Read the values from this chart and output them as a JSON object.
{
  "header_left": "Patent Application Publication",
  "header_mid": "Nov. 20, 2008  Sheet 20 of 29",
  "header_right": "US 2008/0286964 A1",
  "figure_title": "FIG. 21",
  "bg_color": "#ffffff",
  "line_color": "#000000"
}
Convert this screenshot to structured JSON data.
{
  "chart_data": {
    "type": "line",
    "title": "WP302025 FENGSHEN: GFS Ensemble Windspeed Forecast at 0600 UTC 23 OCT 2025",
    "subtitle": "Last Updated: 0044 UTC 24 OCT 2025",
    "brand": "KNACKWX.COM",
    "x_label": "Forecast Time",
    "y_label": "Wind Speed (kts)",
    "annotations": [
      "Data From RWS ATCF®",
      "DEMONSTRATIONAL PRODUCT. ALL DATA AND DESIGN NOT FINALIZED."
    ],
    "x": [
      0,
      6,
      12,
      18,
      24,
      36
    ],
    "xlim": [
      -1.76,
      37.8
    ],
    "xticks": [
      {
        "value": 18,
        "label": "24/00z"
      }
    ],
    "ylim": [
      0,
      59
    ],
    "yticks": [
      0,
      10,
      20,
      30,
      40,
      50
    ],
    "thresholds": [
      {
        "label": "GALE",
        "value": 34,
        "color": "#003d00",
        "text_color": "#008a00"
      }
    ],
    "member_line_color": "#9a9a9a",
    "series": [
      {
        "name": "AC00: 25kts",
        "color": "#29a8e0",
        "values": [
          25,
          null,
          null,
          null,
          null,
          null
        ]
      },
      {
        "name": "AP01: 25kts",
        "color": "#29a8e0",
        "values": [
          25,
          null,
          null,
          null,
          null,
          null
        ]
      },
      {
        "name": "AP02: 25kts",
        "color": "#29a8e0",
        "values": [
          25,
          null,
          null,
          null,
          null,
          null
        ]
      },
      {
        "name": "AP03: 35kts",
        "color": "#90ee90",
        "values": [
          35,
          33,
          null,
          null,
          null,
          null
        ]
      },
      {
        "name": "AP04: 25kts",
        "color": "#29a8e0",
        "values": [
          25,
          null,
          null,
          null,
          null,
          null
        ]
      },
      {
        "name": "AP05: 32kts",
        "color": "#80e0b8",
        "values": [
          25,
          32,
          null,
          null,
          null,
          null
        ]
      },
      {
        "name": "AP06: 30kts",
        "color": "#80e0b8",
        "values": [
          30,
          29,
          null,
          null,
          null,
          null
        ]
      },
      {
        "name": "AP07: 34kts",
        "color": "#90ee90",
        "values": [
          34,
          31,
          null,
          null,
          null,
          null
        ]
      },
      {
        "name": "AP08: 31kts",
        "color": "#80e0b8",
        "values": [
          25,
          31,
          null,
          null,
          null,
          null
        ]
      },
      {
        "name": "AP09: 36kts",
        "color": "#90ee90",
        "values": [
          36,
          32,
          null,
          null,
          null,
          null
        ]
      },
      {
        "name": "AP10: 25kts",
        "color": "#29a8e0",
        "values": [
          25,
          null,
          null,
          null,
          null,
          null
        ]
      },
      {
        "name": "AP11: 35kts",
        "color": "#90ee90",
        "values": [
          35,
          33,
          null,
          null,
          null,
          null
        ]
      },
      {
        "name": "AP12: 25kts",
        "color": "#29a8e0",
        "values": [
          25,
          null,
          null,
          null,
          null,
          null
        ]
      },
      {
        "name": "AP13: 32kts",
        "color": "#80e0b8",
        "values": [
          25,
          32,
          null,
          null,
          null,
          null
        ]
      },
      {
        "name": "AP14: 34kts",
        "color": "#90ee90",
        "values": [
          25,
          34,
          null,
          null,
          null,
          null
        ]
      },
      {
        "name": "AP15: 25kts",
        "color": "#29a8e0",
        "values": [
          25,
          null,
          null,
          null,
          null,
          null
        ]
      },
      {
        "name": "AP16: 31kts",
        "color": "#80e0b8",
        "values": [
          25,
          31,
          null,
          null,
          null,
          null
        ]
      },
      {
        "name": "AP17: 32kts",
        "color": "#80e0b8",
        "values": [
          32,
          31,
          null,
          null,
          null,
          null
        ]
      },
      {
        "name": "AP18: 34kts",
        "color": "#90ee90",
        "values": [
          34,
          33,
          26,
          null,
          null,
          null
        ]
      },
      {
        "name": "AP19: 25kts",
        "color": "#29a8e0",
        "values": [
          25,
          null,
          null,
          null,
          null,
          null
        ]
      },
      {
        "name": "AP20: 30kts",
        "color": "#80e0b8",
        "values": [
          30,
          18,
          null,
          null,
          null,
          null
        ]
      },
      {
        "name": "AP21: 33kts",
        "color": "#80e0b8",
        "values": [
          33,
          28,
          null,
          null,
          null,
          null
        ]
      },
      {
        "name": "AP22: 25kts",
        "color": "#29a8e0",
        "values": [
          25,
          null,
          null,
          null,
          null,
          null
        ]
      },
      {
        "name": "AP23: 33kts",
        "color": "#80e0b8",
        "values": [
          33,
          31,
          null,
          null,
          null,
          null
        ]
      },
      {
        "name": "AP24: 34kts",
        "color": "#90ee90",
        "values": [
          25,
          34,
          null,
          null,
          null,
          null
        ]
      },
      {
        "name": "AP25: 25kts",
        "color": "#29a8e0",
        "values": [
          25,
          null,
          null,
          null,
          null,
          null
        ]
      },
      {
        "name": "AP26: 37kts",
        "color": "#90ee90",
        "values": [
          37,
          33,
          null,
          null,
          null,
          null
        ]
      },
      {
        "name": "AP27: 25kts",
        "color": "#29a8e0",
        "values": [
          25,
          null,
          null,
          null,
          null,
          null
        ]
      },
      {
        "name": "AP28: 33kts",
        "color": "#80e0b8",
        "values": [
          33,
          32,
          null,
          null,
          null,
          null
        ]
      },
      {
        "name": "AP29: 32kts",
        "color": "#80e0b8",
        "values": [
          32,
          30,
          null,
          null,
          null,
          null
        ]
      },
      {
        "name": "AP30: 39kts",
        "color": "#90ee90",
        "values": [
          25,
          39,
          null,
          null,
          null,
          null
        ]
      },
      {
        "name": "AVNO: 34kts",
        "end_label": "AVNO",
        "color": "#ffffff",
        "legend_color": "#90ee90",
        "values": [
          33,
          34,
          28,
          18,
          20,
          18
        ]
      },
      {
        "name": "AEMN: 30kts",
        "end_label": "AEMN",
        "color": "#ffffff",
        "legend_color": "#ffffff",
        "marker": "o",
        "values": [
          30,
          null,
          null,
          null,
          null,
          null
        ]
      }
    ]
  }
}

TO BE DONE:
All of the entries need to be reproduced exactly; please write them out.

OUTPUT FOR THIS EXERCISE:
Read the values from this chart and output them as a JSON object.
{
  "header_left": "Patent Application Publication",
  "header_mid": "Nov. 20, 2008  Sheet 20 of 29",
  "header_right": "US 2008/0286964 A1",
  "figure_title": "FIG. 21",
  "bg_color": "#ffffff",
  "line_color": "#000000"
}
Convert this screenshot to structured JSON data.
{
  "chart_data": {
    "type": "line",
    "title": "WP302025 FENGSHEN: GFS Ensemble Windspeed Forecast at 0600 UTC 23 OCT 2025",
    "subtitle": "Last Updated: 0044 UTC 24 OCT 2025",
    "brand": "KNACKWX.COM",
    "x_label": "Forecast Time",
    "y_label": "Wind Speed (kts)",
    "annotations": [
      "Data From RWS ATCF®",
      "DEMONSTRATIONAL PRODUCT. ALL DATA AND DESIGN NOT FINALIZED."
    ],
    "x": [
      0,
      6,
      12,
      18,
      24,
      36
    ],
    "xlim": [
      -1.76,
      37.8
    ],
    "xticks": [
      {
        "value": 18,
        "label": "24/00z"
      }
    ],
    "ylim": [
      0,
      59
    ],
    "yticks": [
      0,
      10,
      20,
      30,
      40,
      50
    ],
    "thresholds": [
      {
        "label": "GALE",
        "value": 34,
        "color": "#003d00",
        "text_color": "#008a00"
      }
    ],
    "member_line_color": "#9a9a9a",
    "series": [
      {
        "name": "AC00: 25kts",
        "color": "#29a8e0",
        "values": [
          25,
          null,
          null,
          null,
          null,
          null
        ]
      },
      {
        "name": "AP01: 25kts",
        "color": "#29a8e0",
        "values": [
          25,
          null,
          null,
          null,
          null,
          null
        ]
      },
      {
        "name": "AP02: 25kts",
        "color": "#29a8e0",
        "values": [
          25,
          null,
          null,
          null,
          null,
          null
        ]
      },
      {
        "name": "AP03: 35kts",
        "color": "#90ee90",
        "values": [
          35,
          33,
          null,
          null,
          null,
          null
        ]
      },
      {
        "name": "AP04: 25kts",
        "color": "#29a8e0",
        "values": [
          25,
          null,
          null,
          null,
          null,
          null
        ]
      },
      {
        "name": "AP05: 32kts",
        "color": "#80e0b8",
        "values": [
          25,
          32,
          null,
          null,
          null,
          null
        ]
      },
      {
        "name": "AP06: 30kts",
        "color": "#80e0b8",
        "values": [
          30,
          29,
          null,
          null,
          null,
          null
        ]
      },
      {
        "name": "AP07: 34kts",
        "color": "#90ee90",
        "values": [
          34,
          31,
          null,
          null,
          null,
          null
        ]
      },
      {
        "name": "AP08: 31kts",
        "color": "#80e0b8",
        "values": [
          25,
          31,
          null,
          null,
          null,
          null
        ]
      },
      {
        "name": "AP09: 36kts",
        "color": "#90ee90",
        "values": [
          36,
          32,
          null,
          null,
          null,
          null
        ]
      },
      {
        "name": "AP10: 25kts",
        "color": "#29a8e0",
        "values": [
          25,
          null,
          null,
          null,
          null,
          null
        ]
      },
      {
        "name": "AP11: 35kts",
        "color": "#90ee90",
        "values": [
          35,
          33,
          null,
          null,
          null,
          null
        ]
      },
      {
        "name": "AP12: 25kts",
        "color": "#29a8e0",
        "values": [
          25,
          null,
          null,
          null,
          null,
          null
        ]
      },
      {
        "name": "AP13: 32kts",
        "color": "#80e0b8",
        "values": [
          25,
          32,
          null,
          null,
          null,
          null
        ]
      },
      {
        "name": "AP14: 34kts",
        "color": "#90ee90",
        "values": [
          25,
          34,
          null,
          null,
          null,
          null
        ]
      },
      {
        "name": "AP15: 25kts",
        "color": "#29a8e0",
        "values": [
          25,
          null,
          null,
          null,
          null,
          null
        ]
      },
      {
        "name": "AP16: 31kts",
        "color": "#80e0b8",
        "values": [
          25,
          31,
          null,
          null,
          null,
          null
        ]
      },
      {
        "name": "AP17: 32kts",
        "color": "#80e0b8",
        "values": [
          32,
          31,
          null,
          null,
          null,
          null
        ]
      },
      {
        "name": "AP18: 34kts",
        "color": "#90ee90",
        "values": [
          34,
          33,
          26,
          null,
          null,
          null
        ]
      },
      {
        "name": "AP19: 25kts",
        "color": "#29a8e0",
        "values": [
          25,
          null,
          null,
          null,
          null,
          null
        ]
      },
      {
        "name": "AP20: 30kts",
        "color": "#80e0b8",
        "values": [
          30,
          18,
          null,
          null,
          null,
          null
        ]
      },
      {
        "name": "AP21: 33kts",
        "color": "#80e0b8",
        "values": [
          33,
          28,
          null,
          null,
          null,
          null
        ]
      },
      {
        "name": "AP22: 25kts",
        "color": "#29a8e0",
        "values": [
          25,
          null,
          null,
          null,
          null,
          null
        ]
      },
      {
        "name": "AP23: 33kts",
        "color": "#80e0b8",
        "values": [
          33,
          31,
          null,
          null,
          null,
          null
        ]
      },
      {
        "name": "AP24: 34kts",
        "color": "#90ee90",
        "values": [
          25,
          34,
          null,
          null,
          null,
          null
        ]
      },
      {
        "name": "AP25: 25kts",
        "color": "#29a8e0",
        "values": [
          25,
          null,
          null,
          null,
          null,
          null
        ]
      },
      {
        "name": "AP26: 37kts",
        "color": "#90ee90",
        "values": [
          37,
          33,
          null,
          null,
          null,
          null
        ]
      },
      {
        "name": "AP27: 25kts",
        "color": "#29a8e0",
        "values": [
          25,
          null,
          null,
          null,
          null,
          null
        ]
      },
      {
        "name": "AP28: 33kts",
        "color": "#80e0b8",
        "values": [
          33,
          32,
          null,
          null,
          null,
          null
        ]
      },
      {
        "name": "AP29: 32kts",
        "color": "#80e0b8",
        "values": [
          32,
          30,
          null,
          null,
          null,
          null
        ]
      },
      {
        "name": "AP30: 39kts",
        "color": "#90ee90",
        "values": [
          25,
          39,
          null,
          null,
          null,
          null
        ]
      },
      {
        "name": "AVNO: 34kts",
        "end_label": "AVNO",
        "color": "#ffffff",
        "legend_color": "#90ee90",
        "values": [
          33,
          34,
          28,
          18,
          20,
          18
        ]
      },
      {
        "name": "AEMN: 30kts",
        "end_label": "AEMN",
        "color": "#ffffff",
        "legend_color": "#ffffff",
        "marker": "o",
        "values": [
          30,
          null,
          null,
          null,
          null,
          null
        ]
      }
    ]
  }
}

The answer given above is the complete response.